▶ [Task details]:
Transcribe all the entries word for word, but omit the images.

Dataset records
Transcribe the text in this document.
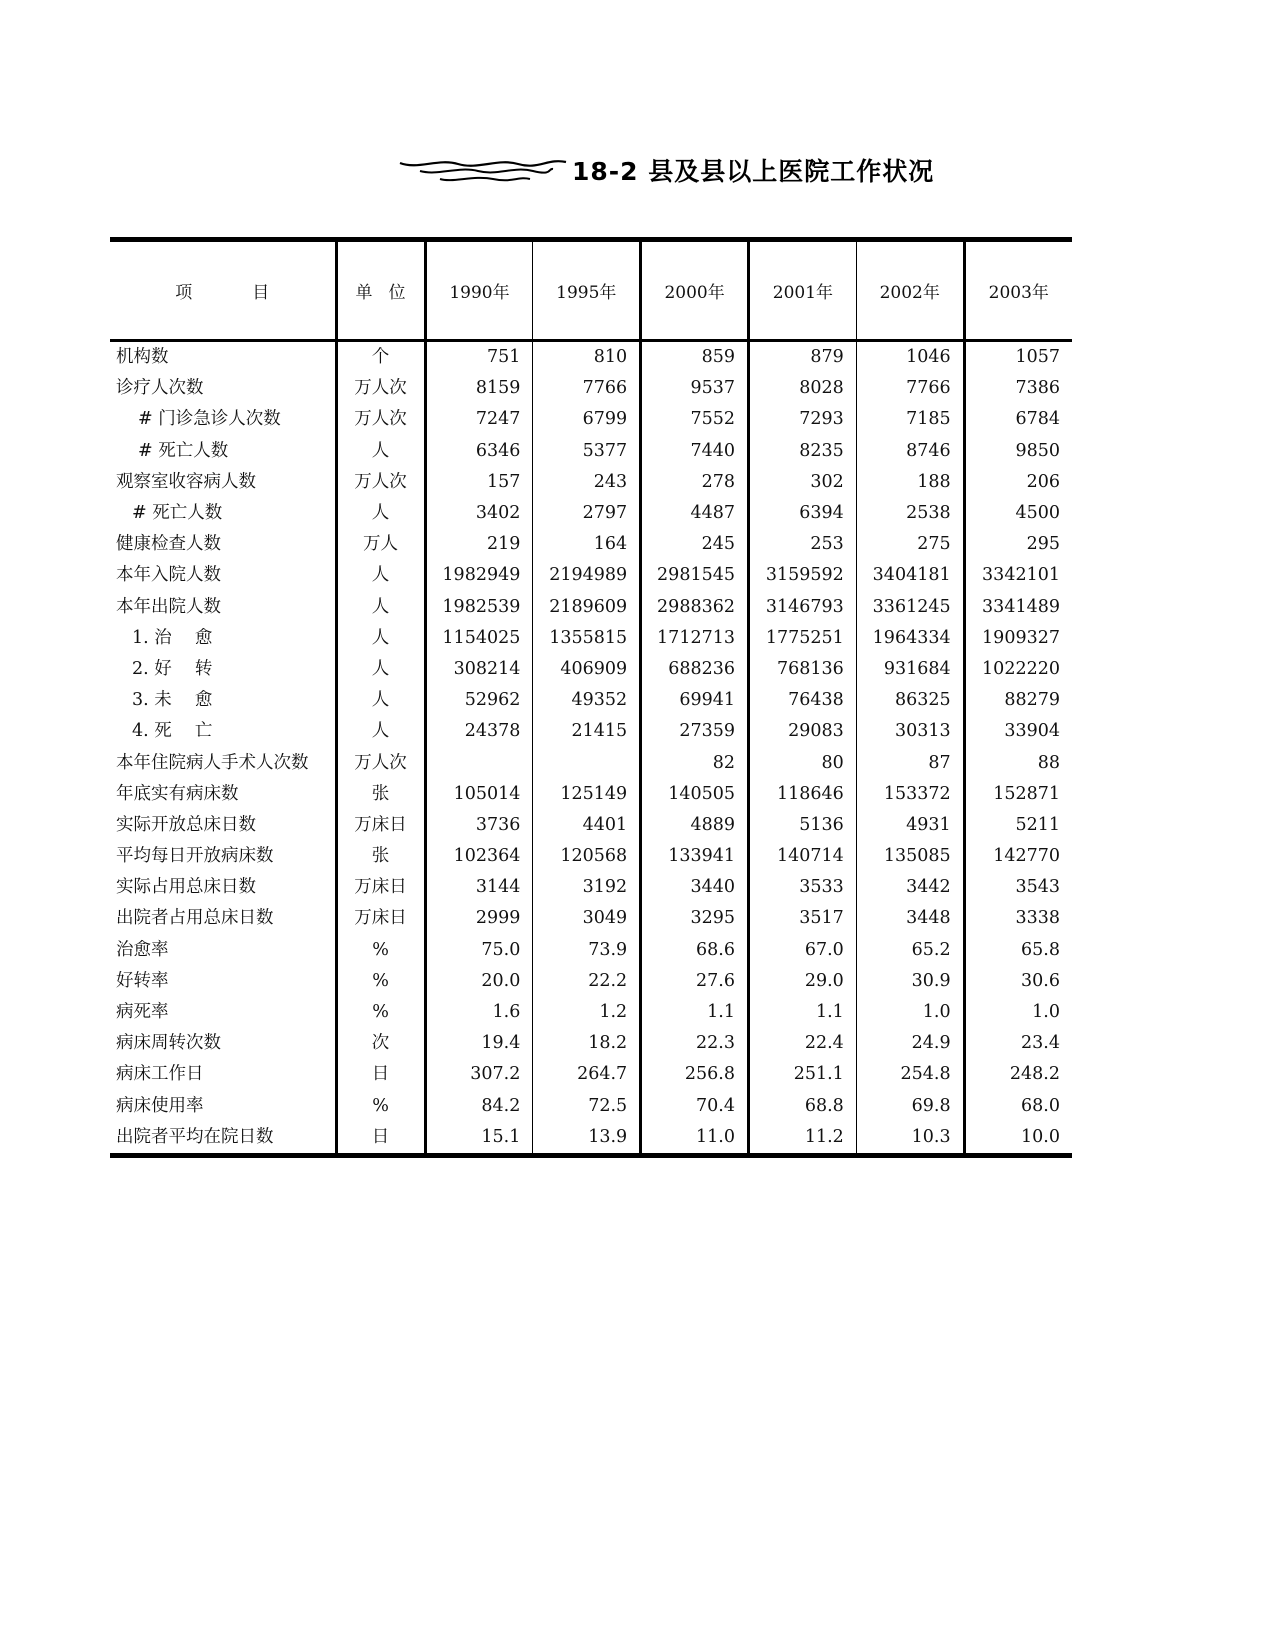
18-2 县及县以上医院工作状况
项 目	单 位	1990年	1995年	2000年	2001年	2002年	2003年
机构数	个	751	810	859	879	1046	1057
诊疗人次数	万人次	8159	7766	9537	8028	7766	7386
# 门诊急诊人次数	万人次	7247	6799	7552	7293	7185	6784
# 死亡人数	人	6346	5377	7440	8235	8746	9850
观察室收容病人数	万人次	157	243	278	302	188	206
# 死亡人数	人	3402	2797	4487	6394	2538	4500
健康检查人数	万人	219	164	245	253	275	295
本年入院人数	人	1982949	2194989	2981545	3159592	3404181	3342101
本年出院人数	人	1982539	2189609	2988362	3146793	3361245	3341489
1. 治　 愈	人	1154025	1355815	1712713	1775251	1964334	1909327
2. 好　 转	人	308214	406909	688236	768136	931684	1022220
3. 未　 愈	人	52962	49352	69941	76438	86325	88279
4. 死　 亡	人	24378	21415	27359	29083	30313	33904
本年住院病人手术人次数	万人次			82	80	87	88
年底实有病床数	张	105014	125149	140505	118646	153372	152871
实际开放总床日数	万床日	3736	4401	4889	5136	4931	5211
平均每日开放病床数	张	102364	120568	133941	140714	135085	142770
实际占用总床日数	万床日	3144	3192	3440	3533	3442	3543
出院者占用总床日数	万床日	2999	3049	3295	3517	3448	3338
治愈率	%	75.0	73.9	68.6	67.0	65.2	65.8
好转率	%	20.0	22.2	27.6	29.0	30.9	30.6
病死率	%	1.6	1.2	1.1	1.1	1.0	1.0
病床周转次数	次	19.4	18.2	22.3	22.4	24.9	23.4
病床工作日	日	307.2	264.7	256.8	251.1	254.8	248.2
病床使用率	%	84.2	72.5	70.4	68.8	69.8	68.0
出院者平均在院日数	日	15.1	13.9	11.0	11.2	10.3	10.0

▶ [Final result]:
Transcribe the text in this document.
18-2 县及县以上医院工作状况
项 目	单 位	1990年	1995年	2000年	2001年	2002年	2003年
机构数	个	751	810	859	879	1046	1057
诊疗人次数	万人次	8159	7766	9537	8028	7766	7386
# 门诊急诊人次数	万人次	7247	6799	7552	7293	7185	6784
# 死亡人数	人	6346	5377	7440	8235	8746	9850
观察室收容病人数	万人次	157	243	278	302	188	206
# 死亡人数	人	3402	2797	4487	6394	2538	4500
健康检查人数	万人	219	164	245	253	275	295
本年入院人数	人	1982949	2194989	2981545	3159592	3404181	3342101
本年出院人数	人	1982539	2189609	2988362	3146793	3361245	3341489
1. 治　 愈	人	1154025	1355815	1712713	1775251	1964334	1909327
2. 好　 转	人	308214	406909	688236	768136	931684	1022220
3. 未　 愈	人	52962	49352	69941	76438	86325	88279
4. 死　 亡	人	24378	21415	27359	29083	30313	33904
本年住院病人手术人次数	万人次			82	80	87	88
年底实有病床数	张	105014	125149	140505	118646	153372	152871
实际开放总床日数	万床日	3736	4401	4889	5136	4931	5211
平均每日开放病床数	张	102364	120568	133941	140714	135085	142770
实际占用总床日数	万床日	3144	3192	3440	3533	3442	3543
出院者占用总床日数	万床日	2999	3049	3295	3517	3448	3338
治愈率	%	75.0	73.9	68.6	67.0	65.2	65.8
好转率	%	20.0	22.2	27.6	29.0	30.9	30.6
病死率	%	1.6	1.2	1.1	1.1	1.0	1.0
病床周转次数	次	19.4	18.2	22.3	22.4	24.9	23.4
病床工作日	日	307.2	264.7	256.8	251.1	254.8	248.2
病床使用率	%	84.2	72.5	70.4	68.8	69.8	68.0
出院者平均在院日数	日	15.1	13.9	11.0	11.2	10.3	10.0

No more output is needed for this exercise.